Dataset records on visual material

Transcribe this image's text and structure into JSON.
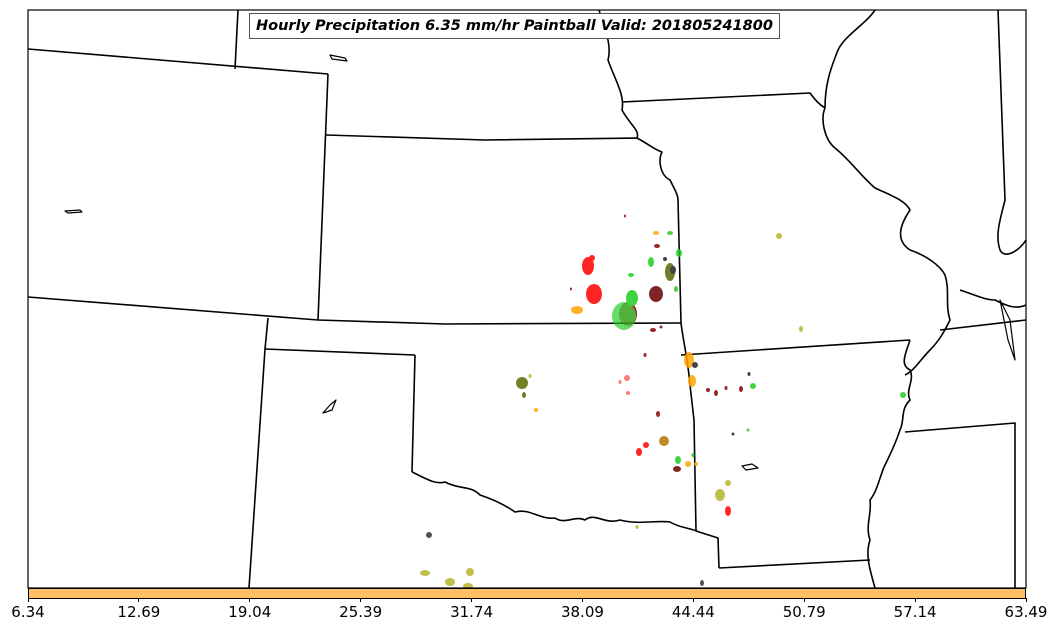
{
  "title": "Hourly Precipitation 6.35 mm/hr Paintball Valid: 201805241800",
  "colorbar": {
    "color": "#ffbf66",
    "ticks": [
      "6.34",
      "12.69",
      "19.04",
      "25.39",
      "31.74",
      "38.09",
      "44.44",
      "50.79",
      "57.14",
      "63.49"
    ]
  },
  "map": {
    "features": [
      "state-boundaries",
      "precipitation-paintball-blobs"
    ],
    "blob_colors": [
      "#ff0000",
      "#22cc22",
      "#ffa500",
      "#6b0000",
      "#5a6a00",
      "#b5b52a",
      "#222222",
      "#ff6666"
    ]
  }
}
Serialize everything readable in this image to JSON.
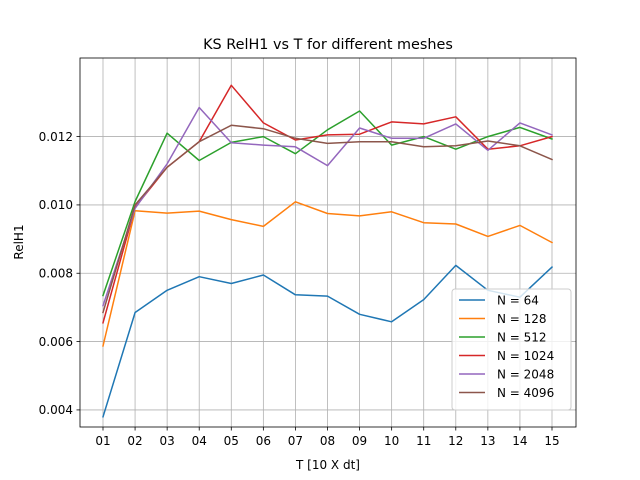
{
  "chart_data": {
    "type": "line",
    "title": "KS RelH1 vs T for different meshes",
    "xlabel": "T [10 X dt]",
    "ylabel": "RelH1",
    "categories": [
      "01",
      "02",
      "03",
      "04",
      "05",
      "06",
      "07",
      "08",
      "09",
      "10",
      "11",
      "12",
      "13",
      "14",
      "15"
    ],
    "yticks": [
      "0.004",
      "0.006",
      "0.008",
      "0.010",
      "0.012"
    ],
    "ylim": [
      0.0035,
      0.0143
    ],
    "grid": true,
    "legend_position": "lower-right",
    "series": [
      {
        "name": "N = 64",
        "color": "#1f77b4",
        "values": [
          0.0038,
          0.00685,
          0.0075,
          0.0079,
          0.0077,
          0.00795,
          0.00737,
          0.00733,
          0.0068,
          0.00658,
          0.00723,
          0.00823,
          0.0075,
          0.0073,
          0.00818
        ]
      },
      {
        "name": "N = 128",
        "color": "#ff7f0e",
        "values": [
          0.00587,
          0.00983,
          0.00976,
          0.00982,
          0.00957,
          0.00937,
          0.01009,
          0.00975,
          0.00968,
          0.0098,
          0.00948,
          0.00944,
          0.00908,
          0.0094,
          0.0089
        ]
      },
      {
        "name": "N = 512",
        "color": "#2ca02c",
        "values": [
          0.00735,
          0.0101,
          0.0121,
          0.0113,
          0.01183,
          0.012,
          0.0115,
          0.0122,
          0.01275,
          0.01175,
          0.012,
          0.01163,
          0.012,
          0.01227,
          0.01193
        ]
      },
      {
        "name": "N = 1024",
        "color": "#d62728",
        "values": [
          0.00655,
          0.00993,
          0.0111,
          0.01185,
          0.0135,
          0.0124,
          0.0119,
          0.01205,
          0.01207,
          0.01243,
          0.01237,
          0.01258,
          0.01163,
          0.01173,
          0.012
        ]
      },
      {
        "name": "N = 2048",
        "color": "#9467bd",
        "values": [
          0.00705,
          0.0099,
          0.0112,
          0.01285,
          0.01182,
          0.01175,
          0.0117,
          0.01115,
          0.01225,
          0.01195,
          0.01195,
          0.01237,
          0.0116,
          0.0124,
          0.01205
        ]
      },
      {
        "name": "N = 4096",
        "color": "#8c564b",
        "values": [
          0.00685,
          0.01,
          0.0111,
          0.01185,
          0.01233,
          0.01223,
          0.01195,
          0.0118,
          0.01185,
          0.01185,
          0.0117,
          0.01173,
          0.01187,
          0.01173,
          0.01133
        ]
      }
    ]
  }
}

• WHAT YOU HAVE TO DO:
Go through the entries above and print each one exactly, minus the pictures.

• TASK ANSWER:
Transcribe this image's text and structure into JSON.
{
  "title": "Hourly Precipitation 6.35 mm/hr Paintball Valid: 201805241800",
  "colorbar": {
    "color": "#ffbf66",
    "ticks": [
      "6.34",
      "12.69",
      "19.04",
      "25.39",
      "31.74",
      "38.09",
      "44.44",
      "50.79",
      "57.14",
      "63.49"
    ]
  },
  "map": {
    "features": [
      "state-boundaries",
      "precipitation-paintball-blobs"
    ],
    "blob_colors": [
      "#ff0000",
      "#22cc22",
      "#ffa500",
      "#6b0000",
      "#5a6a00",
      "#b5b52a",
      "#222222",
      "#ff6666"
    ]
  }
}
Serialize everything readable in this image to JSON.
{
  "chart_data": {
    "type": "line",
    "title": "KS RelH1 vs T for different meshes",
    "xlabel": "T [10 X dt]",
    "ylabel": "RelH1",
    "categories": [
      "01",
      "02",
      "03",
      "04",
      "05",
      "06",
      "07",
      "08",
      "09",
      "10",
      "11",
      "12",
      "13",
      "14",
      "15"
    ],
    "yticks": [
      "0.004",
      "0.006",
      "0.008",
      "0.010",
      "0.012"
    ],
    "ylim": [
      0.0035,
      0.0143
    ],
    "grid": true,
    "legend_position": "lower-right",
    "series": [
      {
        "name": "N = 64",
        "color": "#1f77b4",
        "values": [
          0.0038,
          0.00685,
          0.0075,
          0.0079,
          0.0077,
          0.00795,
          0.00737,
          0.00733,
          0.0068,
          0.00658,
          0.00723,
          0.00823,
          0.0075,
          0.0073,
          0.00818
        ]
      },
      {
        "name": "N = 128",
        "color": "#ff7f0e",
        "values": [
          0.00587,
          0.00983,
          0.00976,
          0.00982,
          0.00957,
          0.00937,
          0.01009,
          0.00975,
          0.00968,
          0.0098,
          0.00948,
          0.00944,
          0.00908,
          0.0094,
          0.0089
        ]
      },
      {
        "name": "N = 512",
        "color": "#2ca02c",
        "values": [
          0.00735,
          0.0101,
          0.0121,
          0.0113,
          0.01183,
          0.012,
          0.0115,
          0.0122,
          0.01275,
          0.01175,
          0.012,
          0.01163,
          0.012,
          0.01227,
          0.01193
        ]
      },
      {
        "name": "N = 1024",
        "color": "#d62728",
        "values": [
          0.00655,
          0.00993,
          0.0111,
          0.01185,
          0.0135,
          0.0124,
          0.0119,
          0.01205,
          0.01207,
          0.01243,
          0.01237,
          0.01258,
          0.01163,
          0.01173,
          0.012
        ]
      },
      {
        "name": "N = 2048",
        "color": "#9467bd",
        "values": [
          0.00705,
          0.0099,
          0.0112,
          0.01285,
          0.01182,
          0.01175,
          0.0117,
          0.01115,
          0.01225,
          0.01195,
          0.01195,
          0.01237,
          0.0116,
          0.0124,
          0.01205
        ]
      },
      {
        "name": "N = 4096",
        "color": "#8c564b",
        "values": [
          0.00685,
          0.01,
          0.0111,
          0.01185,
          0.01233,
          0.01223,
          0.01195,
          0.0118,
          0.01185,
          0.01185,
          0.0117,
          0.01173,
          0.01187,
          0.01173,
          0.01133
        ]
      }
    ]
  }
}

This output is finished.